# [PROBLEM DESCRIPTION]
Wherever a line below holds the word "started", copy that line.

Dataset listings of figures
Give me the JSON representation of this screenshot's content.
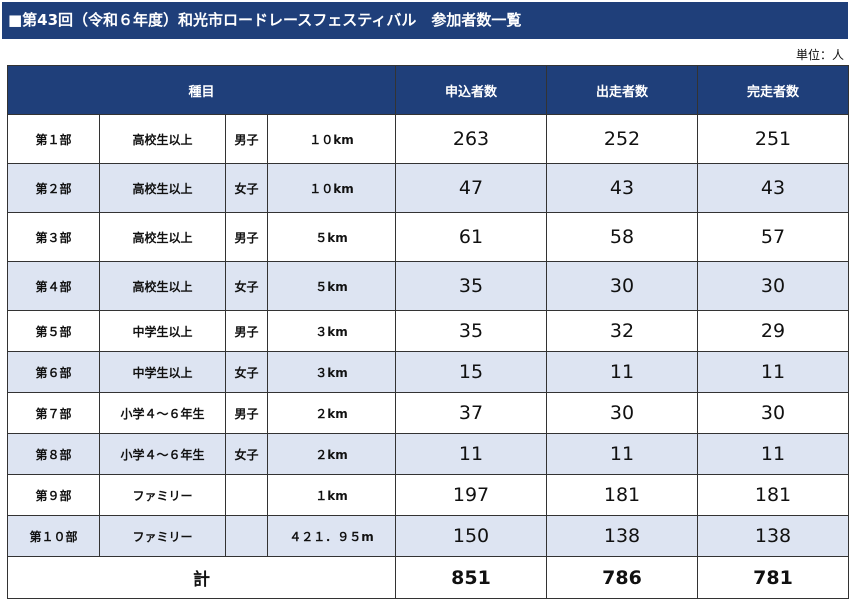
{
  "title": "■第43回（令和６年度）和光市ロードレースフェスティバル　参加者数一覧",
  "unit": "単位：人",
  "headers": {
    "category": "種目",
    "applied": "申込者数",
    "started": "出走者数",
    "finished": "完走者数"
  },
  "rows": [
    {
      "part": "第１部",
      "category": "高校生以上",
      "sex": "男子",
      "distance": "１０km",
      "applied": "263",
      "started": "252",
      "finished": "251"
    },
    {
      "part": "第２部",
      "category": "高校生以上",
      "sex": "女子",
      "distance": "１０km",
      "applied": "47",
      "started": "43",
      "finished": "43"
    },
    {
      "part": "第３部",
      "category": "高校生以上",
      "sex": "男子",
      "distance": "５km",
      "applied": "61",
      "started": "58",
      "finished": "57"
    },
    {
      "part": "第４部",
      "category": "高校生以上",
      "sex": "女子",
      "distance": "５km",
      "applied": "35",
      "started": "30",
      "finished": "30"
    },
    {
      "part": "第５部",
      "category": "中学生以上",
      "sex": "男子",
      "distance": "３km",
      "applied": "35",
      "started": "32",
      "finished": "29"
    },
    {
      "part": "第６部",
      "category": "中学生以上",
      "sex": "女子",
      "distance": "３km",
      "applied": "15",
      "started": "11",
      "finished": "11"
    },
    {
      "part": "第７部",
      "category": "小学４～６年生",
      "sex": "男子",
      "distance": "２km",
      "applied": "37",
      "started": "30",
      "finished": "30"
    },
    {
      "part": "第８部",
      "category": "小学４～６年生",
      "sex": "女子",
      "distance": "２km",
      "applied": "11",
      "started": "11",
      "finished": "11"
    },
    {
      "part": "第９部",
      "category": "ファミリー",
      "sex": "",
      "distance": "１km",
      "applied": "197",
      "started": "181",
      "finished": "181"
    },
    {
      "part": "第１０部",
      "category": "ファミリー",
      "sex": "",
      "distance": "４２１．９５m",
      "applied": "150",
      "started": "138",
      "finished": "138"
    }
  ],
  "total": {
    "label": "計",
    "applied": "851",
    "started": "786",
    "finished": "781"
  }
}
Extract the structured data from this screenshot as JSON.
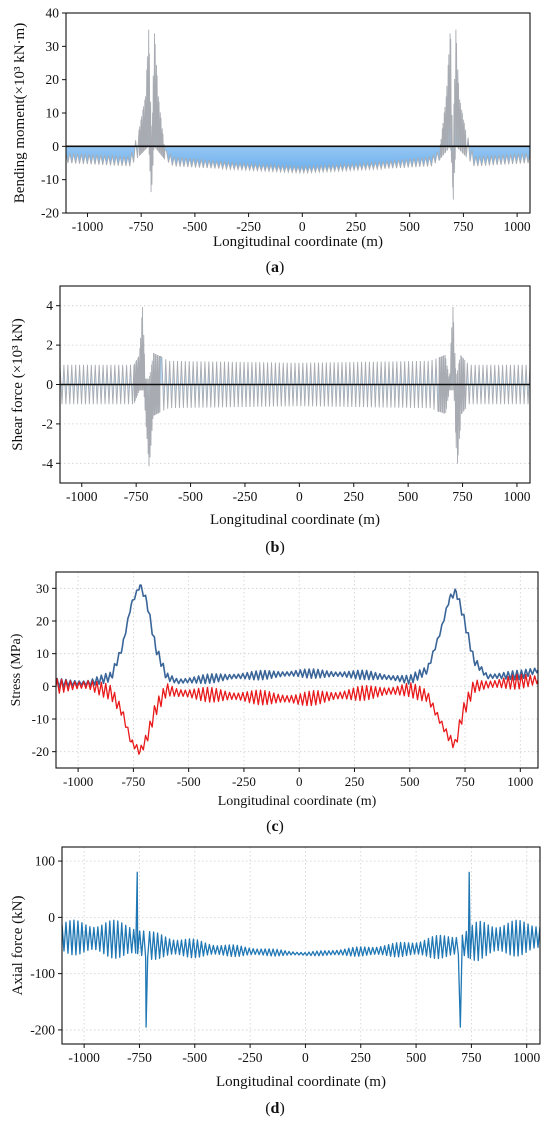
{
  "chart_data": [
    {
      "type": "area",
      "caption": "(a)",
      "ylabel": "Bending moment(×10³ kN·m)",
      "xlabel": "Longitudinal coordinate (m)",
      "xlim": [
        -1100,
        1060
      ],
      "ylim": [
        -20,
        40
      ],
      "xticks": [
        -1000,
        -750,
        -500,
        -250,
        0,
        250,
        500,
        750,
        1000
      ],
      "yticks": [
        -20,
        -10,
        0,
        10,
        20,
        30,
        40
      ],
      "zero_line": true,
      "grid": false,
      "colors": {
        "fill": "#2f8ee6",
        "line": "#a8acb2"
      },
      "oscillation": {
        "period": 18,
        "spike_positions": [
          -700,
          700
        ]
      },
      "envelope_upper": [
        [
          -1100,
          -2
        ],
        [
          -800,
          -3
        ],
        [
          -760,
          5
        ],
        [
          -730,
          15
        ],
        [
          -715,
          35
        ],
        [
          -700,
          -1
        ],
        [
          -690,
          36
        ],
        [
          -670,
          15
        ],
        [
          -640,
          -1
        ],
        [
          -600,
          -3
        ],
        [
          -300,
          -5
        ],
        [
          0,
          -6
        ],
        [
          300,
          -5
        ],
        [
          600,
          -3
        ],
        [
          640,
          -1
        ],
        [
          670,
          15
        ],
        [
          690,
          36
        ],
        [
          700,
          -2
        ],
        [
          715,
          35
        ],
        [
          730,
          15
        ],
        [
          760,
          5
        ],
        [
          800,
          -3
        ],
        [
          1060,
          -2
        ]
      ],
      "envelope_lower": [
        [
          -1100,
          -5
        ],
        [
          -800,
          -6
        ],
        [
          -760,
          -3
        ],
        [
          -730,
          -1
        ],
        [
          -715,
          0
        ],
        [
          -703,
          -15
        ],
        [
          -690,
          0
        ],
        [
          -640,
          -4
        ],
        [
          -600,
          -6
        ],
        [
          -300,
          -7
        ],
        [
          0,
          -8
        ],
        [
          300,
          -7
        ],
        [
          600,
          -6
        ],
        [
          640,
          -4
        ],
        [
          690,
          0
        ],
        [
          703,
          -16
        ],
        [
          715,
          0
        ],
        [
          760,
          -3
        ],
        [
          800,
          -6
        ],
        [
          1060,
          -5
        ]
      ]
    },
    {
      "type": "area",
      "caption": "(b)",
      "ylabel": "Shear force (×10³ kN)",
      "xlabel": "Longitudinal coordinate (m)",
      "xlim": [
        -1100,
        1060
      ],
      "ylim": [
        -5,
        5
      ],
      "xticks": [
        -1000,
        -750,
        -500,
        -250,
        0,
        250,
        500,
        750,
        1000
      ],
      "yticks": [
        -4,
        -2,
        0,
        2,
        4
      ],
      "zero_line": true,
      "grid": "horizontal-dotted",
      "colors": {
        "fill": "#2f8ee6",
        "line": "#a8acb2"
      },
      "oscillation": {
        "period": 18,
        "spike_positions": [
          -700,
          700
        ]
      },
      "envelope_upper": [
        [
          -1100,
          1
        ],
        [
          -760,
          1
        ],
        [
          -735,
          1.5
        ],
        [
          -720,
          4.1
        ],
        [
          -708,
          0.3
        ],
        [
          -690,
          0.3
        ],
        [
          -670,
          1.6
        ],
        [
          -600,
          1.2
        ],
        [
          0,
          1.1
        ],
        [
          600,
          1.2
        ],
        [
          670,
          1.5
        ],
        [
          690,
          0.3
        ],
        [
          705,
          4.2
        ],
        [
          720,
          0.3
        ],
        [
          740,
          1.5
        ],
        [
          780,
          1
        ],
        [
          1060,
          1
        ]
      ],
      "envelope_lower": [
        [
          -1100,
          -1
        ],
        [
          -760,
          -1
        ],
        [
          -735,
          -0.3
        ],
        [
          -715,
          -0.3
        ],
        [
          -705,
          -2
        ],
        [
          -690,
          -4.3
        ],
        [
          -672,
          -1.6
        ],
        [
          -600,
          -1.2
        ],
        [
          0,
          -1.1
        ],
        [
          600,
          -1.2
        ],
        [
          672,
          -1.5
        ],
        [
          690,
          -0.3
        ],
        [
          710,
          -0.3
        ],
        [
          725,
          -4.3
        ],
        [
          745,
          -1.5
        ],
        [
          780,
          -1
        ],
        [
          1060,
          -1
        ]
      ]
    },
    {
      "type": "line",
      "caption": "(c)",
      "ylabel": "Stress (MPa)",
      "xlabel": "Longitudinal coordinate (m)",
      "xlim": [
        -1100,
        1080
      ],
      "ylim": [
        -25,
        35
      ],
      "xticks": [
        -1000,
        -750,
        -500,
        -250,
        0,
        250,
        500,
        750,
        1000
      ],
      "yticks": [
        -20,
        -10,
        0,
        10,
        20,
        30
      ],
      "grid": "dotted",
      "series": [
        {
          "color": "#3a6598",
          "amplitude": 1.0,
          "period": 20,
          "points": [
            [
              -1100,
              1
            ],
            [
              -950,
              1
            ],
            [
              -850,
              3
            ],
            [
              -800,
              12
            ],
            [
              -760,
              25
            ],
            [
              -720,
              31
            ],
            [
              -690,
              26
            ],
            [
              -650,
              12
            ],
            [
              -600,
              3
            ],
            [
              -550,
              1.5
            ],
            [
              -300,
              3
            ],
            [
              0,
              4
            ],
            [
              300,
              3.5
            ],
            [
              500,
              2
            ],
            [
              580,
              5
            ],
            [
              640,
              17
            ],
            [
              680,
              27
            ],
            [
              710,
              29
            ],
            [
              740,
              22
            ],
            [
              790,
              8
            ],
            [
              850,
              3
            ],
            [
              1000,
              3.5
            ],
            [
              1080,
              5
            ]
          ]
        },
        {
          "color": "#e8191b",
          "amplitude": 1.6,
          "period": 20,
          "points": [
            [
              -1100,
              0
            ],
            [
              -950,
              0.5
            ],
            [
              -850,
              -2
            ],
            [
              -800,
              -8
            ],
            [
              -760,
              -17
            ],
            [
              -720,
              -20
            ],
            [
              -690,
              -16
            ],
            [
              -650,
              -7
            ],
            [
              -600,
              -1
            ],
            [
              -550,
              -2
            ],
            [
              -300,
              -3
            ],
            [
              0,
              -4
            ],
            [
              300,
              -2
            ],
            [
              500,
              -1
            ],
            [
              580,
              -3
            ],
            [
              640,
              -11
            ],
            [
              680,
              -16
            ],
            [
              705,
              -18
            ],
            [
              740,
              -8
            ],
            [
              790,
              0
            ],
            [
              850,
              0.5
            ],
            [
              1000,
              1.5
            ],
            [
              1080,
              2
            ]
          ]
        }
      ]
    },
    {
      "type": "line",
      "caption": "(d)",
      "ylabel": "Axial force (kN)",
      "xlabel": "Longitudinal coordinate (m)",
      "xlim": [
        -1100,
        1060
      ],
      "ylim": [
        -225,
        125
      ],
      "xticks": [
        -1000,
        -750,
        -500,
        -250,
        0,
        250,
        500,
        750,
        1000
      ],
      "yticks": [
        -200,
        -100,
        0,
        100
      ],
      "grid": "dotted",
      "series": [
        {
          "color": "#1f77b4",
          "period": 18,
          "mean": [
            [
              -1100,
              -35
            ],
            [
              -800,
              -40
            ],
            [
              -700,
              -50
            ],
            [
              -400,
              -58
            ],
            [
              0,
              -65
            ],
            [
              400,
              -58
            ],
            [
              700,
              -50
            ],
            [
              800,
              -40
            ],
            [
              1060,
              -35
            ]
          ],
          "amp": [
            [
              -1100,
              30
            ],
            [
              -780,
              35
            ],
            [
              -700,
              25
            ],
            [
              -400,
              12
            ],
            [
              0,
              3
            ],
            [
              400,
              12
            ],
            [
              700,
              25
            ],
            [
              780,
              35
            ],
            [
              1060,
              30
            ]
          ],
          "spikes": [
            [
              -760,
              80
            ],
            [
              -720,
              -195
            ],
            [
              700,
              -195
            ],
            [
              740,
              80
            ]
          ]
        }
      ]
    }
  ]
}
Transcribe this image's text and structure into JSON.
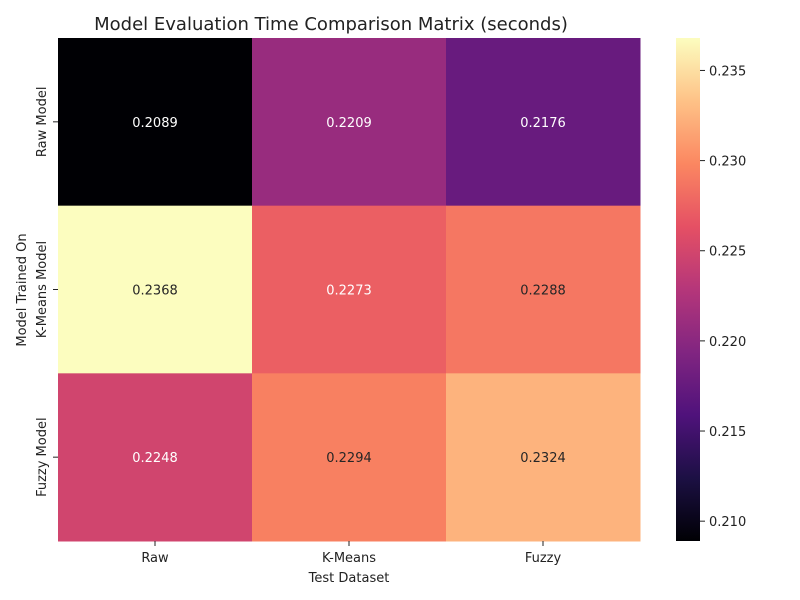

# [THE SOLUTION]
    "started": "出走者数",
      "started": "252",
      "started": "43",
      "started": "58",
      "started": "30",
      "started": "32",
      "started": "11",
      "started": "30",
      "started": "11",
      "started": "181",
      "started": "138",
    "started": "786",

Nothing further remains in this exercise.